▸ Records shown
▼▼▼

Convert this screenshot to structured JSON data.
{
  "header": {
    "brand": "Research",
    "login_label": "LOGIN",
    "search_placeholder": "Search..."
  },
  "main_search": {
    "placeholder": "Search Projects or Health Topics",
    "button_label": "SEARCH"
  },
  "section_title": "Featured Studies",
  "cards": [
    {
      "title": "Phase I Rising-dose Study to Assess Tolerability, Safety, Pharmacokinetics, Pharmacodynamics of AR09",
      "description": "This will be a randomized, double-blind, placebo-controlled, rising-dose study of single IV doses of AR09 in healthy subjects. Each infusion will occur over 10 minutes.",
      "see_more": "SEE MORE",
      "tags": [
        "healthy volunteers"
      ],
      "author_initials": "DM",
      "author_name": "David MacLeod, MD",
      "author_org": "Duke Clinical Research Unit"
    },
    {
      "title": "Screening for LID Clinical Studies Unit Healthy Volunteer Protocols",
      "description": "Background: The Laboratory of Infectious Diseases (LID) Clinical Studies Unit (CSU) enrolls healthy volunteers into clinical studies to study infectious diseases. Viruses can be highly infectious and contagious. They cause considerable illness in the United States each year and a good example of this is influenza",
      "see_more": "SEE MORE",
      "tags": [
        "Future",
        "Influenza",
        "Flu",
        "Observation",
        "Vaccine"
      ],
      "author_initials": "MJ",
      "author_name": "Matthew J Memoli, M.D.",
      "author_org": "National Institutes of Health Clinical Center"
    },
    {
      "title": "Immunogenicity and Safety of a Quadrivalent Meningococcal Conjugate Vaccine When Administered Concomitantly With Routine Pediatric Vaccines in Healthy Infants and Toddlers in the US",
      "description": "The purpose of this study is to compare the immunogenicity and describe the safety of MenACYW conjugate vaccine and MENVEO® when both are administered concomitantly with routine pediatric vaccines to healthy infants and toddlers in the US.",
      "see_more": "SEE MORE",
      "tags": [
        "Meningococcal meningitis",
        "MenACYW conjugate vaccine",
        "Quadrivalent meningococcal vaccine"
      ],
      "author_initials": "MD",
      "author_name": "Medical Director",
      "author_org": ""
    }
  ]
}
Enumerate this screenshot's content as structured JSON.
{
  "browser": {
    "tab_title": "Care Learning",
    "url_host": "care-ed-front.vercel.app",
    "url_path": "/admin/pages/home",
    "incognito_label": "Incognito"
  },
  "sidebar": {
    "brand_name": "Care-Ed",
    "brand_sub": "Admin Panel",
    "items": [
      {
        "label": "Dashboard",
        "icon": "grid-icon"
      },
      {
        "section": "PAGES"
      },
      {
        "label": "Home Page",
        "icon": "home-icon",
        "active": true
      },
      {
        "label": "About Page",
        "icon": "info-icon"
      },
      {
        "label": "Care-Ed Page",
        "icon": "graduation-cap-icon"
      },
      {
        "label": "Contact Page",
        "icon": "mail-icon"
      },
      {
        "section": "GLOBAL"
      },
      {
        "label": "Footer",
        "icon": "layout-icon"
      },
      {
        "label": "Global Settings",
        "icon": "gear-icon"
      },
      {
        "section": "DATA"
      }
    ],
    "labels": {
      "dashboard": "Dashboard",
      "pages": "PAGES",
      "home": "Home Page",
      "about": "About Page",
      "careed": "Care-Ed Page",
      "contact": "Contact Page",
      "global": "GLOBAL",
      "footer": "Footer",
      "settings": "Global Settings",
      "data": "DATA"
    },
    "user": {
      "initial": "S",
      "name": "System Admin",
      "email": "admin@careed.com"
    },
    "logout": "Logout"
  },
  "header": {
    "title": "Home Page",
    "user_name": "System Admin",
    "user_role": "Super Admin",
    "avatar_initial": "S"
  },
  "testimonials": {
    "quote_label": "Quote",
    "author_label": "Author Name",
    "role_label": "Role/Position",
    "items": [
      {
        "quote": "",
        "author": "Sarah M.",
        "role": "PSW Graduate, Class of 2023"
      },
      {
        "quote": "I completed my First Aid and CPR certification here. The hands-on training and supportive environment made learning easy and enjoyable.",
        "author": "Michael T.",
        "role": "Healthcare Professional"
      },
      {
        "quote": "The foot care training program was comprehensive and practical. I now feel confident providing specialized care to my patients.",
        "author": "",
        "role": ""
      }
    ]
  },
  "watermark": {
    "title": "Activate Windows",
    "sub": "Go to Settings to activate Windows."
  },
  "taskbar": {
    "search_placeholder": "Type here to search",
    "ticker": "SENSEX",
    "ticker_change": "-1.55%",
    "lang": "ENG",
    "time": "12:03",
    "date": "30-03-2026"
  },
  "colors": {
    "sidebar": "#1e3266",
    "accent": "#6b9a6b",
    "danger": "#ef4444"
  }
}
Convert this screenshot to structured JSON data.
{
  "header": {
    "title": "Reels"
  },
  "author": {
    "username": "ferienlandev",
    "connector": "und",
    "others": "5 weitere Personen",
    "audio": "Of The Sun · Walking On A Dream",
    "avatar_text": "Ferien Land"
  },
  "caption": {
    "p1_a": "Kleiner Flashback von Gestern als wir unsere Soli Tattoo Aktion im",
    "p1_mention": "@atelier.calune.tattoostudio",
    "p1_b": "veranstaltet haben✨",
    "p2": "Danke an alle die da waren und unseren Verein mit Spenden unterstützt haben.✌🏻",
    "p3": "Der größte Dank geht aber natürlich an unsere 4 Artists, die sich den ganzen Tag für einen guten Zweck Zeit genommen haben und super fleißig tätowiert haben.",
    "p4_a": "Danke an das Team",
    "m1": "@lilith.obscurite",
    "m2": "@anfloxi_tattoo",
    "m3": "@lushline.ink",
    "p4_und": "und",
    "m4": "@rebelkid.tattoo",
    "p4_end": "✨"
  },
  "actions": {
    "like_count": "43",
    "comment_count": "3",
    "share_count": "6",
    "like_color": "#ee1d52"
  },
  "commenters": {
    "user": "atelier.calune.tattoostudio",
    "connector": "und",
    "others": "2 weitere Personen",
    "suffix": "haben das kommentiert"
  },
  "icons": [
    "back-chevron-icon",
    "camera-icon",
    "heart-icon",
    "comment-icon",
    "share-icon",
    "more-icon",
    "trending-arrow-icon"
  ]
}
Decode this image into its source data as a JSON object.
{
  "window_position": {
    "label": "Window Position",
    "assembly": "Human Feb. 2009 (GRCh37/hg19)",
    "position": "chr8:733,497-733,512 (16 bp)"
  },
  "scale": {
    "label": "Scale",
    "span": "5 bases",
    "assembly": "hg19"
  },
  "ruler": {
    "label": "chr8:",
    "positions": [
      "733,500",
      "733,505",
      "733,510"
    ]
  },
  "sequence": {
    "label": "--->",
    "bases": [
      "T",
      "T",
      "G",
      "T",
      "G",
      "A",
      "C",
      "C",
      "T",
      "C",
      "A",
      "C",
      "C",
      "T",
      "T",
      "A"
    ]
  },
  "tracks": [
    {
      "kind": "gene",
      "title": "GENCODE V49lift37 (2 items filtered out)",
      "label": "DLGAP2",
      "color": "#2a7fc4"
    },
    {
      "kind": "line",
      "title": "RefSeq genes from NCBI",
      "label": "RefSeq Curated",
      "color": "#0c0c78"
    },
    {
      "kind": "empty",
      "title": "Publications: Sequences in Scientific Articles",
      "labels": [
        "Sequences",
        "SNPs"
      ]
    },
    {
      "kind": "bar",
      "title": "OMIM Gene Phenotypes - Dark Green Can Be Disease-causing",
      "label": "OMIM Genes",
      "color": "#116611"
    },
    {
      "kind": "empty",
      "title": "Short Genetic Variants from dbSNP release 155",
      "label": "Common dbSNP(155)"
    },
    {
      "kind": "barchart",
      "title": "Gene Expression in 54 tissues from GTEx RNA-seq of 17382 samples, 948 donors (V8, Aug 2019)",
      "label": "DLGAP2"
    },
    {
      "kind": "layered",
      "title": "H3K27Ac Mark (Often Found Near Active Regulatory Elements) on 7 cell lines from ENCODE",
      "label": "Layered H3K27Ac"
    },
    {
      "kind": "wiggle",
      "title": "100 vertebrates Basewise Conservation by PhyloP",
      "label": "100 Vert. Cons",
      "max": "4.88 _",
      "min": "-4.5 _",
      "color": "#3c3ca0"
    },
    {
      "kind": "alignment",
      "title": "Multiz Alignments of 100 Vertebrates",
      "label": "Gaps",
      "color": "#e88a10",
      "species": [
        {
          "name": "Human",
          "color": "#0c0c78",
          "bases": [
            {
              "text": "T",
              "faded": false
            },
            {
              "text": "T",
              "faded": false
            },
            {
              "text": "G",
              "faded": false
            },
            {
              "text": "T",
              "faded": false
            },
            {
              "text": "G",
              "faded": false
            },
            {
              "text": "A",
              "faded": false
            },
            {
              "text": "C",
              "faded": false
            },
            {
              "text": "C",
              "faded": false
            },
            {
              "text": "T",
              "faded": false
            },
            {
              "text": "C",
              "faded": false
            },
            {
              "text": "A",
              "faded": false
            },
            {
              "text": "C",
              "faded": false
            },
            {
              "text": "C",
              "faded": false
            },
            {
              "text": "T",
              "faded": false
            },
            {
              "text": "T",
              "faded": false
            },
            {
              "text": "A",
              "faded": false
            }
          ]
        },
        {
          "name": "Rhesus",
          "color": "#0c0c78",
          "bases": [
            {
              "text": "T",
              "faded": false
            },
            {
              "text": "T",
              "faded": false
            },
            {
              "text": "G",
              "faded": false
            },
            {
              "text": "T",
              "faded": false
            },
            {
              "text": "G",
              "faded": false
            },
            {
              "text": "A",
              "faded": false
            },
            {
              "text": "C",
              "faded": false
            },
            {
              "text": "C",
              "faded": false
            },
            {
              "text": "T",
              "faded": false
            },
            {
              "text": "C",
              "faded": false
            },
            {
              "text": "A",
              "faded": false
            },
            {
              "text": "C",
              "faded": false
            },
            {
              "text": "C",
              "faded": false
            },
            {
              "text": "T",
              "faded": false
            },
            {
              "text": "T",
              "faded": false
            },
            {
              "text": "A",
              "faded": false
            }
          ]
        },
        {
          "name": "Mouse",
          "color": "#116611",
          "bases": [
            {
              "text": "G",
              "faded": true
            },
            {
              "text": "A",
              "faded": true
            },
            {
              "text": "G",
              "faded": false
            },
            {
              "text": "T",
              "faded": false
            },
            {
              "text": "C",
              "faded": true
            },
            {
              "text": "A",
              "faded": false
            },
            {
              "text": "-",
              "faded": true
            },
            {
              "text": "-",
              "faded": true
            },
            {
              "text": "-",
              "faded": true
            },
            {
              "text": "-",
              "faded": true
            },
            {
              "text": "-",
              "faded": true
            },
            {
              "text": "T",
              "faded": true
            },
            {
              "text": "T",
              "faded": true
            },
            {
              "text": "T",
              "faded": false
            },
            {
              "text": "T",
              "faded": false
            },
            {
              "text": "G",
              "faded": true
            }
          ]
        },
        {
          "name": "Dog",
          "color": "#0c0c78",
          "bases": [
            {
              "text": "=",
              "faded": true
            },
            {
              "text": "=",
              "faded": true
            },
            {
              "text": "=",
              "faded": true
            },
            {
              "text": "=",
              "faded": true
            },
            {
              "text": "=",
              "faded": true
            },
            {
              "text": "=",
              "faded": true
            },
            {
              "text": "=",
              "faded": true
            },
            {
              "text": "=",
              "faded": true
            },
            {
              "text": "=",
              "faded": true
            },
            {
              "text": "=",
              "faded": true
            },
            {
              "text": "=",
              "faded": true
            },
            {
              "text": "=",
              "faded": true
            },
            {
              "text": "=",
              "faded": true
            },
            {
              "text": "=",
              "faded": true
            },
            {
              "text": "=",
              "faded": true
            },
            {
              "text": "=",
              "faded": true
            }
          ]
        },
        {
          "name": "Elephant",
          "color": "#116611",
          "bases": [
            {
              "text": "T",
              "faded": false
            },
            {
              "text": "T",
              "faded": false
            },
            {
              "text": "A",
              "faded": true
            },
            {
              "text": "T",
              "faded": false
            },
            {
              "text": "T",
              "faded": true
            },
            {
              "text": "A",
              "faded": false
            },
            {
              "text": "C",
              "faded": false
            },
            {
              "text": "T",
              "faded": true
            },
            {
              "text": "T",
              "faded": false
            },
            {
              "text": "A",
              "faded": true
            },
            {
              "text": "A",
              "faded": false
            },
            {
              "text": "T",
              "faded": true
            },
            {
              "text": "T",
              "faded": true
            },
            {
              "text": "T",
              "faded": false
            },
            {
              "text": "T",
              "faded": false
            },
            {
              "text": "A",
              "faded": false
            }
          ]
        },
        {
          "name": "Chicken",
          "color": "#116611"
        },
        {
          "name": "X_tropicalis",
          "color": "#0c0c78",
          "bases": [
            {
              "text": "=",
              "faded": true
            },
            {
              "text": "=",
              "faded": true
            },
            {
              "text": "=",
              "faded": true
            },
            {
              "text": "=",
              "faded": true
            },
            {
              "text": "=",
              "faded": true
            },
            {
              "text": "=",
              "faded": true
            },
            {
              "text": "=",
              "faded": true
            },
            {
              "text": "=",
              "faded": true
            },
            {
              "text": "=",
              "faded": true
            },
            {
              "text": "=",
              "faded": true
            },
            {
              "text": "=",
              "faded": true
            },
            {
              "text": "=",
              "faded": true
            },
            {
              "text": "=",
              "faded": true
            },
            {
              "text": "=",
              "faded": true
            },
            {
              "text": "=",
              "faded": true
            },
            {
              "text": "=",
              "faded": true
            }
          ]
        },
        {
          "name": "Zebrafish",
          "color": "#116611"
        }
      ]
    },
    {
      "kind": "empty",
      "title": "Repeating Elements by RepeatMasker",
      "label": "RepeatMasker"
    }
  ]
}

▲▲▲

▸ Exercise
Whenever a line of the data above includes the word "careed", copy that line.

▸ Result for this exercise
      "careed": "Care-Ed Page",
      "email": "admin@careed.com"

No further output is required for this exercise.